CONSIGNE
Recopiez toutes les lignes ci-dessous en remplaçant chaque occurrence de « volume-bar » par « volume-column », sans rien modifier d'autre.

Données extraites d'une collection
####################
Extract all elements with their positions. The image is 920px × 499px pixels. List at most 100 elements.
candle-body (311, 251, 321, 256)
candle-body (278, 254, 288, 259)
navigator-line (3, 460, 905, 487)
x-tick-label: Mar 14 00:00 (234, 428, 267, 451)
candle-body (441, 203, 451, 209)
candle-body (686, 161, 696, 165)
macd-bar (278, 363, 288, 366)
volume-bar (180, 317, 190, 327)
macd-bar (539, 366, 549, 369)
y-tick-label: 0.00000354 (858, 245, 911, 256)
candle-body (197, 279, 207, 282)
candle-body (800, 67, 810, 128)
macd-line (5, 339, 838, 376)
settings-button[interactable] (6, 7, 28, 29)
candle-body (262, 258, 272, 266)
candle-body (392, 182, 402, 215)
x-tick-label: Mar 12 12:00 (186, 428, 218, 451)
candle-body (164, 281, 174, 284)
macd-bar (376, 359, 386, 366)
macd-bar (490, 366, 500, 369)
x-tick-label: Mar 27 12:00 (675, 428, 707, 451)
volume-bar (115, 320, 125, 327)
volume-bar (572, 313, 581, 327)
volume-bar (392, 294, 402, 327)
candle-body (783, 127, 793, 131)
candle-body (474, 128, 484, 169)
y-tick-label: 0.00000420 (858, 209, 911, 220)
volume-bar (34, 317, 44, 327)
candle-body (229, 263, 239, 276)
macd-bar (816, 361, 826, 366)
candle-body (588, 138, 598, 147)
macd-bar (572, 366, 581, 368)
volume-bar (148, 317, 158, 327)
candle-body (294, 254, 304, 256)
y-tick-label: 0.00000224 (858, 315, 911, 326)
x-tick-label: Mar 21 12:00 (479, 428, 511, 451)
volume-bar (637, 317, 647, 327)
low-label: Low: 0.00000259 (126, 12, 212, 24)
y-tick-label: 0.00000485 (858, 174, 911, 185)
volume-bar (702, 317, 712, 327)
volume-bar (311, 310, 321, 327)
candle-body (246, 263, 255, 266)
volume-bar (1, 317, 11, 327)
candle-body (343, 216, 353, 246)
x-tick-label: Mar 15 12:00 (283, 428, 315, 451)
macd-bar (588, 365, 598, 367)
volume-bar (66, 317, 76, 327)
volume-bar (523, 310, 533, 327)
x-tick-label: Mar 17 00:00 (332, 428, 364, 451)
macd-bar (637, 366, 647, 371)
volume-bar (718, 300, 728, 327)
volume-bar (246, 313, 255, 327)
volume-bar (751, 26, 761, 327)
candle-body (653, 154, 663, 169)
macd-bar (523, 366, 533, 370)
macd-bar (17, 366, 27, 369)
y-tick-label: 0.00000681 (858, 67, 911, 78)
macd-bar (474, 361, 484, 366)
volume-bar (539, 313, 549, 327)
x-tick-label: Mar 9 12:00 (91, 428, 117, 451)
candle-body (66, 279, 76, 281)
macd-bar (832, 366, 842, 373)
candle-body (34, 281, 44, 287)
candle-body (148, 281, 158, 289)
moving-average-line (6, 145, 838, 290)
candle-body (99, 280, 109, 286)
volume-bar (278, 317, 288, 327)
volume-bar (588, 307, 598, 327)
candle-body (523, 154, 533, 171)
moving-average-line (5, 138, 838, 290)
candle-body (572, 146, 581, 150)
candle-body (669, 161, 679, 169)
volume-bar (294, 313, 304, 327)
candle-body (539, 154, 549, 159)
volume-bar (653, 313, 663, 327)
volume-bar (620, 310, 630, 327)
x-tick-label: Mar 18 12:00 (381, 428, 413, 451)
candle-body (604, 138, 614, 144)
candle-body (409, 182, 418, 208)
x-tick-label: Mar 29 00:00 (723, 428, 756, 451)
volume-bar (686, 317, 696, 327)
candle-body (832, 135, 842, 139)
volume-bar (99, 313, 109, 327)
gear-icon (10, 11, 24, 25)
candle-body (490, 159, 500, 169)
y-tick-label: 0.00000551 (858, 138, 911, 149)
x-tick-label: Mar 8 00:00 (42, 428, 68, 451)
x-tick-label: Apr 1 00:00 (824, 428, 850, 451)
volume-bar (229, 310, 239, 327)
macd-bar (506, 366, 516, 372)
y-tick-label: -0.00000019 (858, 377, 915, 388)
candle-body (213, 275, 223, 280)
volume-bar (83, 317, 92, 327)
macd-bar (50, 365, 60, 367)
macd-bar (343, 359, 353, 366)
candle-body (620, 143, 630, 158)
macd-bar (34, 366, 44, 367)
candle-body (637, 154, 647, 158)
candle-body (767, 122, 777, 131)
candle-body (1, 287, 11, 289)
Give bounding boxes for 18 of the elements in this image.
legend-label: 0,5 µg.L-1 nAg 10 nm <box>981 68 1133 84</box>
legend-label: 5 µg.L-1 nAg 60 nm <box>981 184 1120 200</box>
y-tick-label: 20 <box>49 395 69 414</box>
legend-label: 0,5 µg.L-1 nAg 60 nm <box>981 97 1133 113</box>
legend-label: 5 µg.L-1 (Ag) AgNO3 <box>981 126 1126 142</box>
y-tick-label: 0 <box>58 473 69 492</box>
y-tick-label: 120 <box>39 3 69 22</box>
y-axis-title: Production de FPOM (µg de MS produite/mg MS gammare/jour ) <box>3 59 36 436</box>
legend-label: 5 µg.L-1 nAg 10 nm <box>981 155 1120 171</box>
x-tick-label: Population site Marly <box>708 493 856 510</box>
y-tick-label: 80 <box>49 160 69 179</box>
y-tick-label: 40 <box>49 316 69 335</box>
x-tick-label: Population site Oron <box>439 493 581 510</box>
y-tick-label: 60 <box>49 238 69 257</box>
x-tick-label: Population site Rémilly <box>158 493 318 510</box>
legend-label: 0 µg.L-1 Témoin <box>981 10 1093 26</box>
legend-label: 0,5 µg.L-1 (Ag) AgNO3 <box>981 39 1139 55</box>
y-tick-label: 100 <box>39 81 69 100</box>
####################
RÉSULTAT
Extract all elements with their positions. The image is 920px × 499px pixels. List at most 100 elements.
candle-body (311, 251, 321, 256)
candle-body (278, 254, 288, 259)
navigator-line (3, 460, 905, 487)
x-tick-label: Mar 14 00:00 (234, 428, 267, 451)
candle-body (441, 203, 451, 209)
candle-body (686, 161, 696, 165)
macd-bar (278, 363, 288, 366)
volume-column (180, 317, 190, 327)
macd-bar (539, 366, 549, 369)
y-tick-label: 0.00000354 (858, 245, 911, 256)
candle-body (197, 279, 207, 282)
candle-body (800, 67, 810, 128)
macd-line (5, 339, 838, 376)
settings-button[interactable] (6, 7, 28, 29)
candle-body (262, 258, 272, 266)
candle-body (392, 182, 402, 215)
x-tick-label: Mar 12 12:00 (186, 428, 218, 451)
candle-body (164, 281, 174, 284)
macd-bar (376, 359, 386, 366)
macd-bar (490, 366, 500, 369)
x-tick-label: Mar 27 12:00 (675, 428, 707, 451)
volume-column (115, 320, 125, 327)
volume-column (572, 313, 581, 327)
volume-column (392, 294, 402, 327)
candle-body (783, 127, 793, 131)
candle-body (474, 128, 484, 169)
y-tick-label: 0.00000420 (858, 209, 911, 220)
volume-column (34, 317, 44, 327)
candle-body (229, 263, 239, 276)
macd-bar (816, 361, 826, 366)
candle-body (588, 138, 598, 147)
macd-bar (572, 366, 581, 368)
volume-column (148, 317, 158, 327)
candle-body (294, 254, 304, 256)
y-tick-label: 0.00000224 (858, 315, 911, 326)
x-tick-label: Mar 21 12:00 (479, 428, 511, 451)
volume-column (637, 317, 647, 327)
low-label: Low: 0.00000259 (126, 12, 212, 24)
y-tick-label: 0.00000485 (858, 174, 911, 185)
volume-column (702, 317, 712, 327)
volume-column (311, 310, 321, 327)
candle-body (246, 263, 255, 266)
volume-column (1, 317, 11, 327)
candle-body (343, 216, 353, 246)
x-tick-label: Mar 15 12:00 (283, 428, 315, 451)
macd-bar (588, 365, 598, 367)
volume-column (66, 317, 76, 327)
volume-column (523, 310, 533, 327)
x-tick-label: Mar 17 00:00 (332, 428, 364, 451)
macd-bar (637, 366, 647, 371)
volume-column (718, 300, 728, 327)
volume-column (246, 313, 255, 327)
volume-column (751, 26, 761, 327)
candle-body (653, 154, 663, 169)
macd-bar (523, 366, 533, 370)
macd-bar (17, 366, 27, 369)
y-tick-label: 0.00000681 (858, 67, 911, 78)
macd-bar (474, 361, 484, 366)
volume-column (539, 313, 549, 327)
x-tick-label: Mar 9 12:00 (91, 428, 117, 451)
candle-body (66, 279, 76, 281)
macd-bar (832, 366, 842, 373)
candle-body (34, 281, 44, 287)
candle-body (148, 281, 158, 289)
moving-average-line (6, 145, 838, 290)
candle-body (99, 280, 109, 286)
volume-column (278, 317, 288, 327)
volume-column (588, 307, 598, 327)
candle-body (523, 154, 533, 171)
moving-average-line (5, 138, 838, 290)
candle-body (572, 146, 581, 150)
candle-body (669, 161, 679, 169)
volume-column (294, 313, 304, 327)
candle-body (539, 154, 549, 159)
volume-column (653, 313, 663, 327)
volume-column (620, 310, 630, 327)
x-tick-label: Mar 18 12:00 (381, 428, 413, 451)
candle-body (604, 138, 614, 144)
candle-body (409, 182, 418, 208)
x-tick-label: Mar 29 00:00 (723, 428, 756, 451)
volume-column (686, 317, 696, 327)
candle-body (832, 135, 842, 139)
volume-column (99, 313, 109, 327)
gear-icon (10, 11, 24, 25)
candle-body (490, 159, 500, 169)
y-tick-label: 0.00000551 (858, 138, 911, 149)
x-tick-label: Mar 8 00:00 (42, 428, 68, 451)
x-tick-label: Apr 1 00:00 (824, 428, 850, 451)
volume-column (229, 310, 239, 327)
macd-bar (506, 366, 516, 372)
y-tick-label: -0.00000019 (858, 377, 915, 388)
candle-body (213, 275, 223, 280)
volume-column (83, 317, 92, 327)
macd-bar (50, 365, 60, 367)
macd-bar (343, 359, 353, 366)
candle-body (620, 143, 630, 158)
macd-bar (34, 366, 44, 367)
candle-body (637, 154, 647, 158)
candle-body (767, 122, 777, 131)
candle-body (1, 287, 11, 289)
Give bounding boxes for 18 of the elements in this image.
legend-label: 0,5 µg.L-1 nAg 10 nm <box>981 68 1133 84</box>
legend-label: 5 µg.L-1 nAg 60 nm <box>981 184 1120 200</box>
y-tick-label: 20 <box>49 395 69 414</box>
legend-label: 0,5 µg.L-1 nAg 60 nm <box>981 97 1133 113</box>
legend-label: 5 µg.L-1 (Ag) AgNO3 <box>981 126 1126 142</box>
y-tick-label: 0 <box>58 473 69 492</box>
y-tick-label: 120 <box>39 3 69 22</box>
y-axis-title: Production de FPOM (µg de MS produite/mg MS gammare/jour ) <box>3 59 36 436</box>
legend-label: 5 µg.L-1 nAg 10 nm <box>981 155 1120 171</box>
x-tick-label: Population site Marly <box>708 493 856 510</box>
y-tick-label: 80 <box>49 160 69 179</box>
y-tick-label: 40 <box>49 316 69 335</box>
x-tick-label: Population site Oron <box>439 493 581 510</box>
y-tick-label: 60 <box>49 238 69 257</box>
x-tick-label: Population site Rémilly <box>158 493 318 510</box>
legend-label: 0 µg.L-1 Témoin <box>981 10 1093 26</box>
legend-label: 0,5 µg.L-1 (Ag) AgNO3 <box>981 39 1139 55</box>
y-tick-label: 100 <box>39 81 69 100</box>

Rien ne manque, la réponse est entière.